╭─ Rows

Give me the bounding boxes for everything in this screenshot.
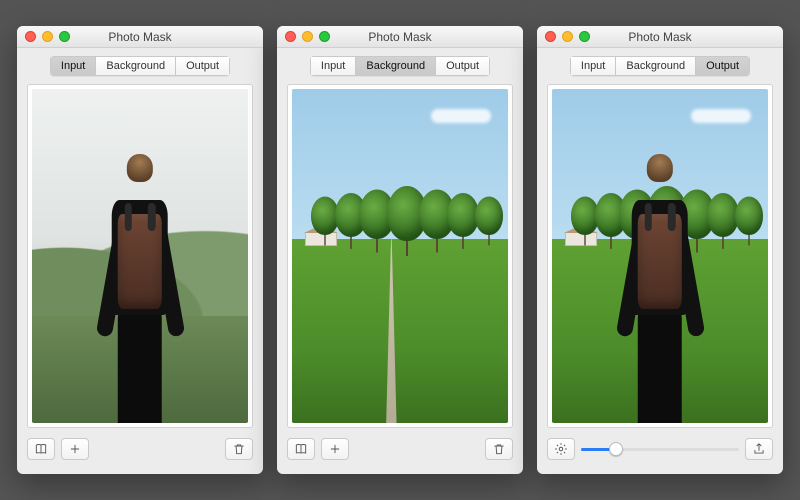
library-button[interactable] [27, 438, 55, 460]
delete-button[interactable] [485, 438, 513, 460]
traffic-lights [277, 31, 330, 42]
tab-bar: Input Background Output [17, 48, 263, 84]
tab-input[interactable]: Input [310, 56, 355, 76]
trash-icon [492, 442, 506, 456]
library-button[interactable] [287, 438, 315, 460]
minimize-icon[interactable] [42, 31, 53, 42]
book-icon [294, 442, 308, 456]
tab-output[interactable]: Output [695, 56, 750, 76]
tab-input[interactable]: Input [570, 56, 615, 76]
toolbar [547, 434, 773, 464]
zoom-icon[interactable] [59, 31, 70, 42]
slider-knob[interactable] [609, 442, 623, 456]
close-icon[interactable] [545, 31, 556, 42]
plus-icon [68, 442, 82, 456]
canvas-frame [547, 84, 773, 428]
gear-icon [554, 442, 568, 456]
titlebar[interactable]: Photo Mask [277, 26, 523, 48]
tab-background[interactable]: Background [95, 56, 175, 76]
share-icon [752, 442, 766, 456]
toolbar [27, 434, 253, 464]
output-image[interactable] [552, 89, 768, 423]
minimize-icon[interactable] [302, 31, 313, 42]
close-icon[interactable] [285, 31, 296, 42]
canvas-frame [287, 84, 513, 428]
tab-background[interactable]: Background [615, 56, 695, 76]
delete-button[interactable] [225, 438, 253, 460]
add-button[interactable] [321, 438, 349, 460]
background-image[interactable] [292, 89, 508, 423]
zoom-icon[interactable] [579, 31, 590, 42]
titlebar[interactable]: Photo Mask [537, 26, 783, 48]
tab-input[interactable]: Input [50, 56, 95, 76]
share-button[interactable] [745, 438, 773, 460]
tab-output[interactable]: Output [435, 56, 490, 76]
traffic-lights [17, 31, 70, 42]
traffic-lights [537, 31, 590, 42]
close-icon[interactable] [25, 31, 36, 42]
zoom-icon[interactable] [319, 31, 330, 42]
add-button[interactable] [61, 438, 89, 460]
window-input: Photo Mask Input Background Output [17, 26, 263, 474]
tab-bar: Input Background Output [537, 48, 783, 84]
canvas-frame [27, 84, 253, 428]
book-icon [34, 442, 48, 456]
titlebar[interactable]: Photo Mask [17, 26, 263, 48]
plus-icon [328, 442, 342, 456]
toolbar [287, 434, 513, 464]
tab-bar: Input Background Output [277, 48, 523, 84]
window-output: Photo Mask Input Background Output [537, 26, 783, 474]
trash-icon [232, 442, 246, 456]
minimize-icon[interactable] [562, 31, 573, 42]
tab-background[interactable]: Background [355, 56, 435, 76]
input-image[interactable] [32, 89, 248, 423]
settings-button[interactable] [547, 438, 575, 460]
tab-output[interactable]: Output [175, 56, 230, 76]
window-background: Photo Mask Input Background Output [277, 26, 523, 474]
output-slider[interactable] [581, 438, 739, 460]
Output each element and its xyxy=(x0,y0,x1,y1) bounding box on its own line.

╰─

### Aim
Copy the material above with every "Photo Mask" changed to "Mask Editor" and the rest unchanged, leaving out the picture.

### Answer below
Give me the bounding boxes for everything in this screenshot.
library-button[interactable] [27, 438, 55, 460]
delete-button[interactable] [485, 438, 513, 460]
traffic-lights [277, 31, 330, 42]
tab-bar: Input Background Output [17, 48, 263, 84]
tab-input[interactable]: Input [310, 56, 355, 76]
trash-icon [492, 442, 506, 456]
library-button[interactable] [287, 438, 315, 460]
minimize-icon[interactable] [42, 31, 53, 42]
book-icon [294, 442, 308, 456]
tab-output[interactable]: Output [695, 56, 750, 76]
tab-input[interactable]: Input [570, 56, 615, 76]
toolbar [547, 434, 773, 464]
zoom-icon[interactable] [59, 31, 70, 42]
slider-knob[interactable] [609, 442, 623, 456]
close-icon[interactable] [545, 31, 556, 42]
plus-icon [68, 442, 82, 456]
canvas-frame [547, 84, 773, 428]
gear-icon [554, 442, 568, 456]
titlebar[interactable]: Mask Editor [277, 26, 523, 48]
tab-background[interactable]: Background [95, 56, 175, 76]
share-icon [752, 442, 766, 456]
toolbar [27, 434, 253, 464]
output-image[interactable] [552, 89, 768, 423]
minimize-icon[interactable] [302, 31, 313, 42]
close-icon[interactable] [285, 31, 296, 42]
canvas-frame [287, 84, 513, 428]
tab-background[interactable]: Background [615, 56, 695, 76]
delete-button[interactable] [225, 438, 253, 460]
add-button[interactable] [321, 438, 349, 460]
background-image[interactable] [292, 89, 508, 423]
zoom-icon[interactable] [579, 31, 590, 42]
titlebar[interactable]: Mask Editor [537, 26, 783, 48]
tab-input[interactable]: Input [50, 56, 95, 76]
share-button[interactable] [745, 438, 773, 460]
tab-output[interactable]: Output [435, 56, 490, 76]
traffic-lights [17, 31, 70, 42]
traffic-lights [537, 31, 590, 42]
close-icon[interactable] [25, 31, 36, 42]
zoom-icon[interactable] [319, 31, 330, 42]
add-button[interactable] [61, 438, 89, 460]
window-input: Mask Editor Input Background Output [17, 26, 263, 474]
tab-bar: Input Background Output [537, 48, 783, 84]
canvas-frame [27, 84, 253, 428]
book-icon [34, 442, 48, 456]
titlebar[interactable]: Mask Editor [17, 26, 263, 48]
plus-icon [328, 442, 342, 456]
toolbar [287, 434, 513, 464]
tab-bar: Input Background Output [277, 48, 523, 84]
window-output: Mask Editor Input Background Output [537, 26, 783, 474]
trash-icon [232, 442, 246, 456]
minimize-icon[interactable] [562, 31, 573, 42]
tab-background[interactable]: Background [355, 56, 435, 76]
input-image[interactable] [32, 89, 248, 423]
settings-button[interactable] [547, 438, 575, 460]
tab-output[interactable]: Output [175, 56, 230, 76]
window-background: Mask Editor Input Background Output [277, 26, 523, 474]
output-slider[interactable] [581, 438, 739, 460]
Output each element and its xyxy=(x0,y0,x1,y1) bounding box on its own line.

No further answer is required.